• Task data:
++++++++++
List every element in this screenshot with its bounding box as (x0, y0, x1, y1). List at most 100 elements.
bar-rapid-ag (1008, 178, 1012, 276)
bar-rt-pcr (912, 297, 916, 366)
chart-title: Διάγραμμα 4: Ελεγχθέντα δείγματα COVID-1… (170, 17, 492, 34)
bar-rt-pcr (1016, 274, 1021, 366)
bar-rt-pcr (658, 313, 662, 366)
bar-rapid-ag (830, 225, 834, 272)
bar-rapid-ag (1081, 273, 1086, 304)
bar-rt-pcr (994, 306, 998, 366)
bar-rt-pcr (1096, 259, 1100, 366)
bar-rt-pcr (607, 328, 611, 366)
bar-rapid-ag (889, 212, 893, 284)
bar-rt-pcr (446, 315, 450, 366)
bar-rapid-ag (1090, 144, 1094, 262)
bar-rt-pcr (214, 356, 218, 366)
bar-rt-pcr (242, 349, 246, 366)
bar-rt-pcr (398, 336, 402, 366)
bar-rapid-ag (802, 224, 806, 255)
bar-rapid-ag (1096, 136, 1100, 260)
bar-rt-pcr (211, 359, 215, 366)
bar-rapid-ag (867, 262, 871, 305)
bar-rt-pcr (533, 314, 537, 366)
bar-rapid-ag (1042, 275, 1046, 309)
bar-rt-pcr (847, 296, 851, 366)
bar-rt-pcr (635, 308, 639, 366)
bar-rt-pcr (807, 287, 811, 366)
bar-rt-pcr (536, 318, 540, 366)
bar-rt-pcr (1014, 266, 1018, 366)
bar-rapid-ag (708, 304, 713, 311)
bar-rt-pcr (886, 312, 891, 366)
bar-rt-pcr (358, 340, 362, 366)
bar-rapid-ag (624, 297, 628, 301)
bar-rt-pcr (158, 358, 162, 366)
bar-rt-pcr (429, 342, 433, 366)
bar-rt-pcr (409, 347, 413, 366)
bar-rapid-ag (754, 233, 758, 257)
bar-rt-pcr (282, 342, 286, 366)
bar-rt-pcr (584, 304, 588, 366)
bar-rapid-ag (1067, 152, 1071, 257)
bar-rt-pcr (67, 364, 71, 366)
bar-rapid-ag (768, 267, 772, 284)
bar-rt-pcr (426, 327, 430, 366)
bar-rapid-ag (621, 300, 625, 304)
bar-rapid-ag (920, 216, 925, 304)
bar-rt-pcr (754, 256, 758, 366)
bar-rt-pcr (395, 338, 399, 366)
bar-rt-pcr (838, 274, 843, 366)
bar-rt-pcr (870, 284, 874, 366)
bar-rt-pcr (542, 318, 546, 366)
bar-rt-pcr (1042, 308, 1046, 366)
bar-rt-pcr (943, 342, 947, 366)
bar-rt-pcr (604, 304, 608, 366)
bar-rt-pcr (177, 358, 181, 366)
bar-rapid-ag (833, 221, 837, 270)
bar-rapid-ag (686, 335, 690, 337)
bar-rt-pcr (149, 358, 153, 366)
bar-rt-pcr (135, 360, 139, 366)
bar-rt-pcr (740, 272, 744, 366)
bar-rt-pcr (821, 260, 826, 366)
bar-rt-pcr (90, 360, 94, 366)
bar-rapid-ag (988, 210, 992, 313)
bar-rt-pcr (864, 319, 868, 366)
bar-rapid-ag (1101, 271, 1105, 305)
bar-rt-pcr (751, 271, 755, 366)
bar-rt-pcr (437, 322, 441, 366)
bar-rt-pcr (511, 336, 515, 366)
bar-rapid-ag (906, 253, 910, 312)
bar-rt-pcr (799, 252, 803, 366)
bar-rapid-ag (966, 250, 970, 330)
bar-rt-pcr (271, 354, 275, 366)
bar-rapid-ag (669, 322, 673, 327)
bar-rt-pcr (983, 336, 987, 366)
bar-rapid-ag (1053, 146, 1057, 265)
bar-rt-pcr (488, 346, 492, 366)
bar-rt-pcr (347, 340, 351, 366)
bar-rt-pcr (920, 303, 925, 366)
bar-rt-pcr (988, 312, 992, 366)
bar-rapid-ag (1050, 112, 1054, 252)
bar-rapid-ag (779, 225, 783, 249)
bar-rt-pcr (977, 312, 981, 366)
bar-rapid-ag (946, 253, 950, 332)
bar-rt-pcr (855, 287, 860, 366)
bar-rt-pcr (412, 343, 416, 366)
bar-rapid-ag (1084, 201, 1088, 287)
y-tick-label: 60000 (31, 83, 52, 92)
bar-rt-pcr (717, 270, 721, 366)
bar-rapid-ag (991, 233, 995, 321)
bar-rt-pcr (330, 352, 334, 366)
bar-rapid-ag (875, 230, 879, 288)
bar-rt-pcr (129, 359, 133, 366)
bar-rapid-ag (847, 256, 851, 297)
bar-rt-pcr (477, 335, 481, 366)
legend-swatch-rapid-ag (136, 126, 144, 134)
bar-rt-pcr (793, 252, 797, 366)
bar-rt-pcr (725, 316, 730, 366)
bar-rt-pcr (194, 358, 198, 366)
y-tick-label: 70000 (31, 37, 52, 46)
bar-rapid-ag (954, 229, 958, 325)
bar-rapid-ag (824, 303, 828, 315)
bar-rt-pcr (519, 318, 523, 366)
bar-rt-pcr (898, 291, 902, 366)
++++++++++
• Requirements:
Rewrite the entire listing above as a numbered list, leaving out any blank lines.

• Written response:
1. List every element in this screenshot with its bounding box as (x0, y0, x1, y1). List at most 100 elements.
2. bar-rapid-ag (1008, 178, 1012, 276)
3. bar-rt-pcr (912, 297, 916, 366)
4. chart-title: Διάγραμμα 4: Ελεγχθέντα δείγματα COVID-1… (170, 17, 492, 34)
5. bar-rt-pcr (1016, 274, 1021, 366)
6. bar-rt-pcr (658, 313, 662, 366)
7. bar-rapid-ag (830, 225, 834, 272)
8. bar-rapid-ag (1081, 273, 1086, 304)
9. bar-rt-pcr (994, 306, 998, 366)
10. bar-rt-pcr (1096, 259, 1100, 366)
11. bar-rt-pcr (607, 328, 611, 366)
12. bar-rapid-ag (889, 212, 893, 284)
13. bar-rt-pcr (446, 315, 450, 366)
14. bar-rapid-ag (1090, 144, 1094, 262)
15. bar-rt-pcr (214, 356, 218, 366)
16. bar-rt-pcr (242, 349, 246, 366)
17. bar-rt-pcr (398, 336, 402, 366)
18. bar-rapid-ag (802, 224, 806, 255)
19. bar-rapid-ag (1096, 136, 1100, 260)
20. bar-rt-pcr (211, 359, 215, 366)
21. bar-rapid-ag (867, 262, 871, 305)
22. bar-rt-pcr (533, 314, 537, 366)
23. bar-rapid-ag (1042, 275, 1046, 309)
24. bar-rt-pcr (847, 296, 851, 366)
25. bar-rt-pcr (635, 308, 639, 366)
26. bar-rt-pcr (807, 287, 811, 366)
27. bar-rt-pcr (536, 318, 540, 366)
28. bar-rt-pcr (1014, 266, 1018, 366)
29. bar-rapid-ag (708, 304, 713, 311)
30. bar-rt-pcr (886, 312, 891, 366)
31. bar-rt-pcr (358, 340, 362, 366)
32. bar-rapid-ag (624, 297, 628, 301)
33. bar-rt-pcr (158, 358, 162, 366)
34. bar-rt-pcr (429, 342, 433, 366)
35. bar-rt-pcr (409, 347, 413, 366)
36. bar-rapid-ag (754, 233, 758, 257)
37. bar-rt-pcr (282, 342, 286, 366)
38. bar-rt-pcr (584, 304, 588, 366)
39. bar-rapid-ag (1067, 152, 1071, 257)
40. bar-rt-pcr (67, 364, 71, 366)
41. bar-rapid-ag (768, 267, 772, 284)
42. bar-rt-pcr (426, 327, 430, 366)
43. bar-rapid-ag (621, 300, 625, 304)
44. bar-rapid-ag (920, 216, 925, 304)
45. bar-rt-pcr (754, 256, 758, 366)
46. bar-rt-pcr (395, 338, 399, 366)
47. bar-rt-pcr (838, 274, 843, 366)
48. bar-rt-pcr (870, 284, 874, 366)
49. bar-rt-pcr (542, 318, 546, 366)
50. bar-rt-pcr (1042, 308, 1046, 366)
51. bar-rt-pcr (943, 342, 947, 366)
52. bar-rt-pcr (604, 304, 608, 366)
53. bar-rt-pcr (177, 358, 181, 366)
54. bar-rapid-ag (833, 221, 837, 270)
55. bar-rapid-ag (686, 335, 690, 337)
56. bar-rt-pcr (149, 358, 153, 366)
57. bar-rt-pcr (135, 360, 139, 366)
58. bar-rt-pcr (740, 272, 744, 366)
59. bar-rt-pcr (821, 260, 826, 366)
60. bar-rt-pcr (90, 360, 94, 366)
61. bar-rapid-ag (988, 210, 992, 313)
62. bar-rt-pcr (864, 319, 868, 366)
63. bar-rapid-ag (1101, 271, 1105, 305)
64. bar-rt-pcr (751, 271, 755, 366)
65. bar-rt-pcr (437, 322, 441, 366)
66. bar-rt-pcr (511, 336, 515, 366)
67. bar-rapid-ag (906, 253, 910, 312)
68. bar-rt-pcr (799, 252, 803, 366)
69. bar-rapid-ag (966, 250, 970, 330)
70. bar-rt-pcr (271, 354, 275, 366)
71. bar-rapid-ag (669, 322, 673, 327)
72. bar-rt-pcr (983, 336, 987, 366)
73. bar-rapid-ag (1053, 146, 1057, 265)
74. bar-rt-pcr (488, 346, 492, 366)
75. bar-rt-pcr (347, 340, 351, 366)
76. bar-rt-pcr (920, 303, 925, 366)
77. bar-rt-pcr (988, 312, 992, 366)
78. bar-rapid-ag (1050, 112, 1054, 252)
79. bar-rapid-ag (779, 225, 783, 249)
80. bar-rt-pcr (977, 312, 981, 366)
81. bar-rapid-ag (946, 253, 950, 332)
82. bar-rt-pcr (855, 287, 860, 366)
83. bar-rt-pcr (412, 343, 416, 366)
84. bar-rapid-ag (1084, 201, 1088, 287)
85. y-tick-label: 60000 (31, 83, 52, 92)
86. bar-rt-pcr (717, 270, 721, 366)
87. bar-rapid-ag (991, 233, 995, 321)
88. bar-rt-pcr (330, 352, 334, 366)
89. bar-rapid-ag (875, 230, 879, 288)
90. bar-rt-pcr (129, 359, 133, 366)
91. bar-rapid-ag (847, 256, 851, 297)
92. bar-rt-pcr (477, 335, 481, 366)
93. legend-swatch-rapid-ag (136, 126, 144, 134)
94. bar-rt-pcr (793, 252, 797, 366)
95. bar-rt-pcr (725, 316, 730, 366)
96. bar-rt-pcr (194, 358, 198, 366)
97. y-tick-label: 70000 (31, 37, 52, 46)
98. bar-rapid-ag (954, 229, 958, 325)
99. bar-rapid-ag (824, 303, 828, 315)
100. bar-rt-pcr (519, 318, 523, 366)
101. bar-rt-pcr (898, 291, 902, 366)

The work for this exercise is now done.